◆ GOAL OF THE EXERCISE
Skip any picture you find and retype all the remaining lines exactly.
## Begin ITEMS
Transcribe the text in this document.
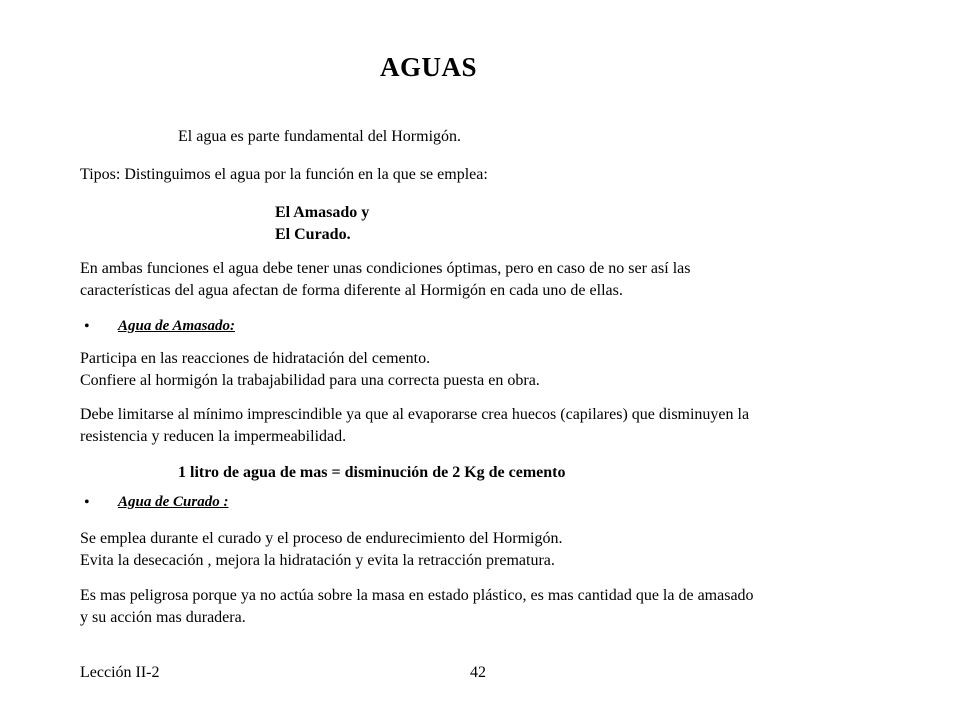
AGUAS
El agua es parte fundamental del Hormigón.
Tipos: Distinguimos el agua por la función en la que se emplea:
El Amasado y
El Curado.
En ambas funciones el agua debe tener unas condiciones óptimas, pero en caso de no ser así las
características del agua afectan de forma diferente al Hormigón en cada uno de ellas.
• Agua de Amasado:
Participa en las reacciones de hidratación del cemento.
Confiere al hormigón la trabajabilidad para una correcta puesta en obra.
Debe limitarse al mínimo imprescindible ya que al evaporarse crea huecos (capilares) que disminuyen la
resistencia y reducen la impermeabilidad.
1 litro de agua de mas = disminución de 2 Kg de cemento
• Agua de Curado :
Se emplea durante el curado y el proceso de endurecimiento del Hormigón.
Evita la desecación , mejora la hidratación y evita la retracción prematura.
Es mas peligrosa porque ya no actúa sobre la masa en estado plástico, es mas cantidad que la de amasado
y su acción mas duradera.
Lección II-2	42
## End ITEMS
◆ RESPONSE TO THE TASK
Transcribe the text in this document.
AGUAS
El agua es parte fundamental del Hormigón.
Tipos: Distinguimos el agua por la función en la que se emplea:
El Amasado y
El Curado.
En ambas funciones el agua debe tener unas condiciones óptimas, pero en caso de no ser así las
características del agua afectan de forma diferente al Hormigón en cada uno de ellas.
• Agua de Amasado:
Participa en las reacciones de hidratación del cemento.
Confiere al hormigón la trabajabilidad para una correcta puesta en obra.
Debe limitarse al mínimo imprescindible ya que al evaporarse crea huecos (capilares) que disminuyen la
resistencia y reducen la impermeabilidad.
1 litro de agua de mas = disminución de 2 Kg de cemento
• Agua de Curado :
Se emplea durante el curado y el proceso de endurecimiento del Hormigón.
Evita la desecación , mejora la hidratación y evita la retracción prematura.
Es mas peligrosa porque ya no actúa sobre la masa en estado plástico, es mas cantidad que la de amasado
y su acción mas duradera.
Lección II-2	42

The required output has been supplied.